• [WHAT YOU SHOULD DO]
Using the data below, copy each line that includes the word "автоматического".

** Begin **

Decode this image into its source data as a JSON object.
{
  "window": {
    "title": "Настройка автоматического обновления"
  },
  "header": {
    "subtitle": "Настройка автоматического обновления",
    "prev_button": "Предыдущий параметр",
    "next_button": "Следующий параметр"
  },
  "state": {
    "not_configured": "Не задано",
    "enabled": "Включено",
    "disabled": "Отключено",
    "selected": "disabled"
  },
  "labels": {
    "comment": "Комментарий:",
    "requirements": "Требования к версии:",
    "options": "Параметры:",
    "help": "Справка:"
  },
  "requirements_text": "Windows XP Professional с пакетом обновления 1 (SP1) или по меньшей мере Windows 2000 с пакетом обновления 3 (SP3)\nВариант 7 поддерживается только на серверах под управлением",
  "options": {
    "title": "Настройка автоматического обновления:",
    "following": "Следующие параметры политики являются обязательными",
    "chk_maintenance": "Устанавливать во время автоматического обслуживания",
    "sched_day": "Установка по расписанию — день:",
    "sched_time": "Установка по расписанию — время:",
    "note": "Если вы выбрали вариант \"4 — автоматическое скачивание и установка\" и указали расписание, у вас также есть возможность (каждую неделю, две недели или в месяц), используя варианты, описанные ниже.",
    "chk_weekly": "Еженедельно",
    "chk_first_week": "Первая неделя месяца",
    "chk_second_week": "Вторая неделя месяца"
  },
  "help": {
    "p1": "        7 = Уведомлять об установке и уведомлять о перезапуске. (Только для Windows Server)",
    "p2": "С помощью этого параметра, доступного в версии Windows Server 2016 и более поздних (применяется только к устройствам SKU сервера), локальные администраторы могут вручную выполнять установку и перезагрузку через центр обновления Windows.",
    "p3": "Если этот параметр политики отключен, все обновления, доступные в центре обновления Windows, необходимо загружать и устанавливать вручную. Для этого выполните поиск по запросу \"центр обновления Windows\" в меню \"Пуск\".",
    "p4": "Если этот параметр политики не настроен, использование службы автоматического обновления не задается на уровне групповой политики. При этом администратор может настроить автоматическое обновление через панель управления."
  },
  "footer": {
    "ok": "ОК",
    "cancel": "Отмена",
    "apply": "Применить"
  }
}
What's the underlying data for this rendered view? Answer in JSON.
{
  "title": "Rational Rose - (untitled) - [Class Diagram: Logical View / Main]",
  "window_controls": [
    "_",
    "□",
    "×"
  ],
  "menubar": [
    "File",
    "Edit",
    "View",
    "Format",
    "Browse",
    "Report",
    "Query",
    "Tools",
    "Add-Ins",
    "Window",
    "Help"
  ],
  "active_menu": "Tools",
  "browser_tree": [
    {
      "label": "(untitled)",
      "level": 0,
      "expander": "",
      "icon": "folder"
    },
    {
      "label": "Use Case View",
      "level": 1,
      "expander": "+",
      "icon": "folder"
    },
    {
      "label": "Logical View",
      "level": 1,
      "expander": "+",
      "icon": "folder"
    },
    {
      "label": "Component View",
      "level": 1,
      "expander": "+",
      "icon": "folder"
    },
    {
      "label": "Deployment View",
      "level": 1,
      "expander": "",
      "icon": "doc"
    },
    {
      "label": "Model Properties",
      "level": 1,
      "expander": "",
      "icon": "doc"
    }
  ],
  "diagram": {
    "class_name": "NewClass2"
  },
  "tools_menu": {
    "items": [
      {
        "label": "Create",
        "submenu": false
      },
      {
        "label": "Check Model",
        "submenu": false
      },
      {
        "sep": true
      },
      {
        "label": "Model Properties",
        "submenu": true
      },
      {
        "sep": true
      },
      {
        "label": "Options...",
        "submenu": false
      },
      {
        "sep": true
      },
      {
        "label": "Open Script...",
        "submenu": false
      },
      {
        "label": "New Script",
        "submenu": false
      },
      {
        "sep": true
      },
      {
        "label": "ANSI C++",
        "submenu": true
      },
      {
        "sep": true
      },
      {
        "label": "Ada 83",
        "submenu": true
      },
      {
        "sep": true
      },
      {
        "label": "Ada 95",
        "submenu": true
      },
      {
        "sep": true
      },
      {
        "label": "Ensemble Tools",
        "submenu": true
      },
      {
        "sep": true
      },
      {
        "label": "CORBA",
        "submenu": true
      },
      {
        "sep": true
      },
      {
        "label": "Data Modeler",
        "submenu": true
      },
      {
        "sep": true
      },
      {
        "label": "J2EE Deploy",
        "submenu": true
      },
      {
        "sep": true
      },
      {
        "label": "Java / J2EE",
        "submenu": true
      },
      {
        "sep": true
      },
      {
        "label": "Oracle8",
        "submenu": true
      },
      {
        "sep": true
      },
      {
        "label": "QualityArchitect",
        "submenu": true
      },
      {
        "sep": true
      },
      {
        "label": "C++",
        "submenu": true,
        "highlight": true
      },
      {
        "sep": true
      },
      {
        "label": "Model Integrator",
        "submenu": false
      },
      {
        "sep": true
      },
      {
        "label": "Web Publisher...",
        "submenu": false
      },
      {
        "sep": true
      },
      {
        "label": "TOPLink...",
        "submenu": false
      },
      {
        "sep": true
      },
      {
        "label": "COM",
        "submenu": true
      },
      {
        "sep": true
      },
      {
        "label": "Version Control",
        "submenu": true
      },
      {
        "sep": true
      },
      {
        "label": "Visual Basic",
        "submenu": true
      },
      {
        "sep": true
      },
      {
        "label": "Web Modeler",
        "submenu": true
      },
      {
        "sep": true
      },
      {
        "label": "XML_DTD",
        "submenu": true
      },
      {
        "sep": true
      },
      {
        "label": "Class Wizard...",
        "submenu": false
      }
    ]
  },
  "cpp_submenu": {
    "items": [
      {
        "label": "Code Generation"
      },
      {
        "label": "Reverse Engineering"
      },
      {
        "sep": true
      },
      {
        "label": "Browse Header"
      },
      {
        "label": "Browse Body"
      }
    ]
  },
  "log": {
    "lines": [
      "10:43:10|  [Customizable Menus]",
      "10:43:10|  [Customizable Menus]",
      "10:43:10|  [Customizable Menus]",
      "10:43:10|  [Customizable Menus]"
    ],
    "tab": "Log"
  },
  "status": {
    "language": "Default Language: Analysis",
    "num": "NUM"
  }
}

** End **

• [ANSWER TO THE PROBLEM]
    "title": "Настройка автоматического обновления"
    "subtitle": "Настройка автоматического обновления",
    "title": "Настройка автоматического обновления:",
    "chk_maintenance": "Устанавливать во время автоматического обслуживания",
    "p4": "Если этот параметр политики не настроен, использование службы автоматического обновления не задается на уровне групповой политики. При этом администратор может настроить автоматическое обновление через панель управления."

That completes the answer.